THE TASK —
Reproduce every line of the listing as written, apart from the pictures.

Start PROVIDED ENTRIES

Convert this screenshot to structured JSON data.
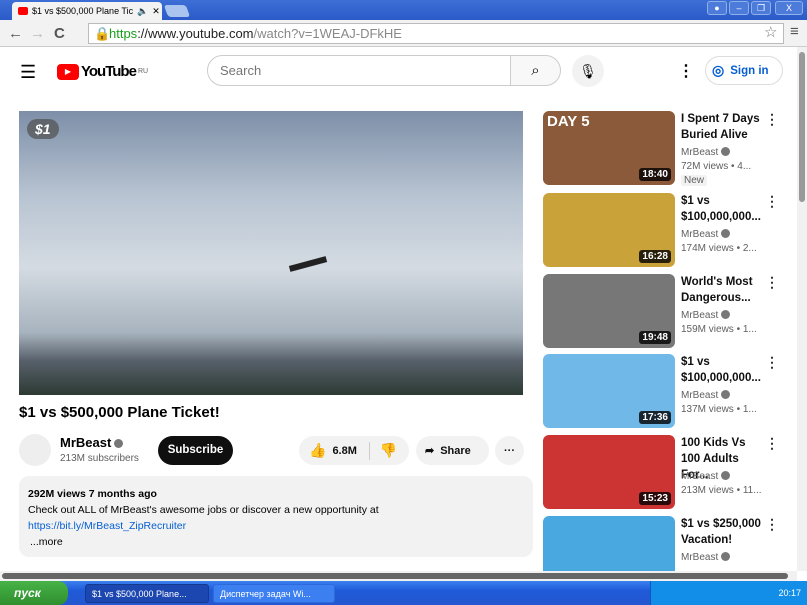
{
  "browser": {
    "tab_title": "$1 vs $500,000 Plane Tic",
    "url_scheme": "https",
    "url_host": "://www.youtube.com",
    "url_path": "/watch?v=1WEAJ-DFkHE"
  },
  "header": {
    "logo": "YouTube",
    "region": "RU",
    "search_placeholder": "Search",
    "sign_in": "Sign in"
  },
  "video": {
    "badge": "$1",
    "title": "$1 vs $500,000 Plane Ticket!",
    "channel": "MrBeast",
    "subscribers": "213M subscribers",
    "subscribe": "Subscribe",
    "likes": "6.8M",
    "share": "Share",
    "views_date": "292M views  7 months ago",
    "description": "Check out ALL of MrBeast's awesome jobs or discover a new opportunity at",
    "link": "https://bit.ly/MrBeast_ZipRecruiter",
    "more": "...more"
  },
  "sidebar": [
    {
      "title": "I Spent 7 Days Buried Alive",
      "channel": "MrBeast",
      "views": "72M views  • 4...",
      "badge": "New",
      "duration": "18:40",
      "overlay": "DAY 5",
      "color": "#8a5a3a"
    },
    {
      "title": "$1 vs $100,000,000...",
      "channel": "MrBeast",
      "views": "174M views  • 2...",
      "duration": "16:28",
      "color": "#c9a23a"
    },
    {
      "title": "World's Most Dangerous...",
      "channel": "MrBeast",
      "views": "159M views  • 1...",
      "duration": "19:48",
      "color": "#777"
    },
    {
      "title": "$1 vs $100,000,000...",
      "channel": "MrBeast",
      "views": "137M views  • 1...",
      "duration": "17:36",
      "color": "#6fb8e8"
    },
    {
      "title": "100 Kids Vs 100 Adults For...",
      "channel": "MrBeast",
      "views": "213M views  • 11...",
      "duration": "15:23",
      "color": "#c33"
    },
    {
      "title": "$1 vs $250,000 Vacation!",
      "channel": "MrBeast",
      "views": "",
      "duration": "",
      "color": "#4aa8e0"
    }
  ],
  "taskbar": {
    "start": "пуск",
    "items": [
      "$1 vs $500,000 Plane...",
      "Диспетчер задач Wi..."
    ],
    "clock": "20:17"
  }
}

End PROVIDED ENTRIES

IN RESPONSE —
Convert this screenshot to structured JSON data.
{
  "browser": {
    "tab_title": "$1 vs $500,000 Plane Tic",
    "url_scheme": "https",
    "url_host": "://www.youtube.com",
    "url_path": "/watch?v=1WEAJ-DFkHE"
  },
  "header": {
    "logo": "YouTube",
    "region": "RU",
    "search_placeholder": "Search",
    "sign_in": "Sign in"
  },
  "video": {
    "badge": "$1",
    "title": "$1 vs $500,000 Plane Ticket!",
    "channel": "MrBeast",
    "subscribers": "213M subscribers",
    "subscribe": "Subscribe",
    "likes": "6.8M",
    "share": "Share",
    "views_date": "292M views  7 months ago",
    "description": "Check out ALL of MrBeast's awesome jobs or discover a new opportunity at",
    "link": "https://bit.ly/MrBeast_ZipRecruiter",
    "more": "...more"
  },
  "sidebar": [
    {
      "title": "I Spent 7 Days Buried Alive",
      "channel": "MrBeast",
      "views": "72M views  • 4...",
      "badge": "New",
      "duration": "18:40",
      "overlay": "DAY 5",
      "color": "#8a5a3a"
    },
    {
      "title": "$1 vs $100,000,000...",
      "channel": "MrBeast",
      "views": "174M views  • 2...",
      "duration": "16:28",
      "color": "#c9a23a"
    },
    {
      "title": "World's Most Dangerous...",
      "channel": "MrBeast",
      "views": "159M views  • 1...",
      "duration": "19:48",
      "color": "#777"
    },
    {
      "title": "$1 vs $100,000,000...",
      "channel": "MrBeast",
      "views": "137M views  • 1...",
      "duration": "17:36",
      "color": "#6fb8e8"
    },
    {
      "title": "100 Kids Vs 100 Adults For...",
      "channel": "MrBeast",
      "views": "213M views  • 11...",
      "duration": "15:23",
      "color": "#c33"
    },
    {
      "title": "$1 vs $250,000 Vacation!",
      "channel": "MrBeast",
      "views": "",
      "duration": "",
      "color": "#4aa8e0"
    }
  ],
  "taskbar": {
    "start": "пуск",
    "items": [
      "$1 vs $500,000 Plane...",
      "Диспетчер задач Wi..."
    ],
    "clock": "20:17"
  }
}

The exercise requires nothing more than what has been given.